* start Entries provided *

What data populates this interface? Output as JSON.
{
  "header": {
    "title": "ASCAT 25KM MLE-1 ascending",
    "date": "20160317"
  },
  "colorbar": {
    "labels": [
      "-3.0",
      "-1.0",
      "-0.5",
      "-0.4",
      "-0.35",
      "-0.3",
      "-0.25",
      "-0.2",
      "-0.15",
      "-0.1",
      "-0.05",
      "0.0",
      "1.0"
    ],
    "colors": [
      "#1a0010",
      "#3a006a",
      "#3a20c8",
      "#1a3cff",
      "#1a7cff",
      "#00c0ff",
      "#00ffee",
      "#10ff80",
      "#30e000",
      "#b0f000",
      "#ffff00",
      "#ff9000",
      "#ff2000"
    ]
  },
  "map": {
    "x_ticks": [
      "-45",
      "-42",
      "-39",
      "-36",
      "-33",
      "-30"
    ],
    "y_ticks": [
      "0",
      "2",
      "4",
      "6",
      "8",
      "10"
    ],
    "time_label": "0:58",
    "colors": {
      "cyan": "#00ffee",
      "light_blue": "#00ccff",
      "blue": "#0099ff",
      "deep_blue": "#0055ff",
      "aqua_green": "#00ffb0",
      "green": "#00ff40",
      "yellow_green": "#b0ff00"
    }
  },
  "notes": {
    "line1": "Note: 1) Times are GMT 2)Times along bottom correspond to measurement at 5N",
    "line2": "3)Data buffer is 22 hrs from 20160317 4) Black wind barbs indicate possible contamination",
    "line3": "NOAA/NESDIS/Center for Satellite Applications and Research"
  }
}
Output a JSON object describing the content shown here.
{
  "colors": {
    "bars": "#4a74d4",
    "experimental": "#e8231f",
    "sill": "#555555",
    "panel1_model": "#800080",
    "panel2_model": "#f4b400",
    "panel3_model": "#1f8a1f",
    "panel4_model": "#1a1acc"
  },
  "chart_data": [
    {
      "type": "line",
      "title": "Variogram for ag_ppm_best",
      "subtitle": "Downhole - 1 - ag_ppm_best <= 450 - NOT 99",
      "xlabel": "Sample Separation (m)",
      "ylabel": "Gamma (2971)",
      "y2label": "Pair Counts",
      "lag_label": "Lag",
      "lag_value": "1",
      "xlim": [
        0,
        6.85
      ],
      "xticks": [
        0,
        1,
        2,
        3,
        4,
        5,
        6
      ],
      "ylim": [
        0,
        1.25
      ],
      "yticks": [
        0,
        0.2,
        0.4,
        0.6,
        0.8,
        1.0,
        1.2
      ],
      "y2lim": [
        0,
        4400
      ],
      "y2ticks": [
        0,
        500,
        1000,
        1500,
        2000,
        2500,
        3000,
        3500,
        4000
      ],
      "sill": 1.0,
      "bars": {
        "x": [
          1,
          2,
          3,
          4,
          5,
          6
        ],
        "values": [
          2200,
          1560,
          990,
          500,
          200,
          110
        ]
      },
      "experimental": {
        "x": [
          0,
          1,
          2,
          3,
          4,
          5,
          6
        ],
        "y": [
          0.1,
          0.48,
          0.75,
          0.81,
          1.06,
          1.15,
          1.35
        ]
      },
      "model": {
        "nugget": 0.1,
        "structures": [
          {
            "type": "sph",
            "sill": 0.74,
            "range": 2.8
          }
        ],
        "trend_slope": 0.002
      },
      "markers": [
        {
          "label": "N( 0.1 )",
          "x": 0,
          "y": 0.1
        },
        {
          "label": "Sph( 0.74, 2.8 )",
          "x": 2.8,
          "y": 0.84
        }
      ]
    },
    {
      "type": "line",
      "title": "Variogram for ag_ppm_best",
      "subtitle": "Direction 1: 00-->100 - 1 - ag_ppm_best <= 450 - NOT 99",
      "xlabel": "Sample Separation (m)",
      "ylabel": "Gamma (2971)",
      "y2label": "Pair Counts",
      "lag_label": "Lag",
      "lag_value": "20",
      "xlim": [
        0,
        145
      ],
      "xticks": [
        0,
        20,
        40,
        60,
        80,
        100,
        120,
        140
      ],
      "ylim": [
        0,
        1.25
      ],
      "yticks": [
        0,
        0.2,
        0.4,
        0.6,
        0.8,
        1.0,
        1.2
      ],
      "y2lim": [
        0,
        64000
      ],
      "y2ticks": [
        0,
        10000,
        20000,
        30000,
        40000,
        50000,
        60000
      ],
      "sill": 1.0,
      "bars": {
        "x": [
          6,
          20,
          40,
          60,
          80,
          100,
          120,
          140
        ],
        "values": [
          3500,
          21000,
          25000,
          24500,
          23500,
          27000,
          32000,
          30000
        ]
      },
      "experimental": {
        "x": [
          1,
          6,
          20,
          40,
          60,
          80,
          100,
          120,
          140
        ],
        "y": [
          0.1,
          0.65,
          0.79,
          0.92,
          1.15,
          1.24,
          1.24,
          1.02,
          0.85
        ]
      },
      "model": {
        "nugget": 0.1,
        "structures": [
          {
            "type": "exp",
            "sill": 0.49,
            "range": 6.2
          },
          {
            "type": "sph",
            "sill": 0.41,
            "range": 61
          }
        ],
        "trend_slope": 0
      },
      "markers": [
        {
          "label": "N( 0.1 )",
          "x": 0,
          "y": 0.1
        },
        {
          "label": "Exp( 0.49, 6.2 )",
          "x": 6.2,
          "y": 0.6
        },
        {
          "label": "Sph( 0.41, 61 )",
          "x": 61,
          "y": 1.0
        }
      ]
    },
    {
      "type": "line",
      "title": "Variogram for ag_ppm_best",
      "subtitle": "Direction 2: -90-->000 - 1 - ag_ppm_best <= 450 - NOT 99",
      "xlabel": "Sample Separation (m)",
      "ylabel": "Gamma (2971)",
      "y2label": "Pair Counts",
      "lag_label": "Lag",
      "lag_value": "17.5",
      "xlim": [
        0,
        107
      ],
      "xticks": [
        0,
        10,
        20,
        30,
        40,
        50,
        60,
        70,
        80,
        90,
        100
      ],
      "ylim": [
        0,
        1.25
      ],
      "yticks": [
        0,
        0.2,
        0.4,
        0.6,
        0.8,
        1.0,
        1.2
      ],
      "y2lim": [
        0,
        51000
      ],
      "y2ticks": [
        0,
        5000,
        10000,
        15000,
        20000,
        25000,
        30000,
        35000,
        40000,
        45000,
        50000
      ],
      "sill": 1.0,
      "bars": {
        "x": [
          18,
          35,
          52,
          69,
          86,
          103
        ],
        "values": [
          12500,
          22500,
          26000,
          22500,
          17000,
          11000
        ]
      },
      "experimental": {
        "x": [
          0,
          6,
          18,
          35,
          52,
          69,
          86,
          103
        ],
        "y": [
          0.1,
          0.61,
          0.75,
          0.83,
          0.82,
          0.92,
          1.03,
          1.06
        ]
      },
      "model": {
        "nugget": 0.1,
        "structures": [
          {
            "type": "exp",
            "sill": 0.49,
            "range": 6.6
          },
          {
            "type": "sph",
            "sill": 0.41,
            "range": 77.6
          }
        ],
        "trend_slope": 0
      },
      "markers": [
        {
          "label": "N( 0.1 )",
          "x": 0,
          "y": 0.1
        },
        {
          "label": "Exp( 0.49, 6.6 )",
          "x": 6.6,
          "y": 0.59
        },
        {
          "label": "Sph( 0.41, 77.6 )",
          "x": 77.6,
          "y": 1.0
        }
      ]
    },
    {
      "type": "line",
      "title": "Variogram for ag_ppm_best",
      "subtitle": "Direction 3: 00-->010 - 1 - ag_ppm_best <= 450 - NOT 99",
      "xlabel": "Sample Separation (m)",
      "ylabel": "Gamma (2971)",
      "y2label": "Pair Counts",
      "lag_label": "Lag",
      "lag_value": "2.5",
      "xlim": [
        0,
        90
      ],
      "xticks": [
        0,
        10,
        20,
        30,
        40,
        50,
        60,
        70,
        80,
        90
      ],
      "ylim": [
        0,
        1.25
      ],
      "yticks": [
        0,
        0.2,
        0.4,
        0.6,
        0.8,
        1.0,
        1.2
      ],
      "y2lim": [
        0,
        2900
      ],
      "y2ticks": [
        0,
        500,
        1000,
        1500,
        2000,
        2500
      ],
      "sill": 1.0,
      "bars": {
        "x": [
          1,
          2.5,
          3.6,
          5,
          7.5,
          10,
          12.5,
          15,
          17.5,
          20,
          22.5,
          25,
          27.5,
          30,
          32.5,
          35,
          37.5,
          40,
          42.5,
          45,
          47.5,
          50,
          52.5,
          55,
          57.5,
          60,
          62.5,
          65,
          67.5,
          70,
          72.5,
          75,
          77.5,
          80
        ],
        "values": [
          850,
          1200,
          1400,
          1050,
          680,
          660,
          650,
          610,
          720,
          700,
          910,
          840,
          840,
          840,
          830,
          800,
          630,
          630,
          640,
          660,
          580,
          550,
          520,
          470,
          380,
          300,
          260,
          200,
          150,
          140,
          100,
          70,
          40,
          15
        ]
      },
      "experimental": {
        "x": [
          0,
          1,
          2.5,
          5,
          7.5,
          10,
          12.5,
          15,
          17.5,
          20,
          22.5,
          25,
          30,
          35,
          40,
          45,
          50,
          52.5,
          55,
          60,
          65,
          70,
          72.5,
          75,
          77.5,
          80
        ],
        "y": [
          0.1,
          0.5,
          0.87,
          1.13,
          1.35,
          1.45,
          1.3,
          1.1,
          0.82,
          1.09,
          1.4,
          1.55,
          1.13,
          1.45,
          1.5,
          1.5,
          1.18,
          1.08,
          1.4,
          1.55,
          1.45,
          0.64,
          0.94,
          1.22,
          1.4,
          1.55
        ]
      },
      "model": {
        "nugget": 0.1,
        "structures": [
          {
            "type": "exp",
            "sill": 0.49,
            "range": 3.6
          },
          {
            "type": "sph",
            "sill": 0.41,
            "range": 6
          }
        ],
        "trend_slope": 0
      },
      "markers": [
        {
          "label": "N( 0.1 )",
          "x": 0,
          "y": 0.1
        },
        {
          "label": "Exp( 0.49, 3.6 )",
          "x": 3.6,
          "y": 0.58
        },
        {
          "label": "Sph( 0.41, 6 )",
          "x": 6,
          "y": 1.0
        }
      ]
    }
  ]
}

* end Entries provided *

#### [Short exercise]
Search the data above for lines holding "range" and copy each of them.

#### [Worked answer]
            "range": 2.8
            "range": 6.2
            "range": 61
            "range": 6.6
            "range": 77.6
            "range": 3.6
            "range": 6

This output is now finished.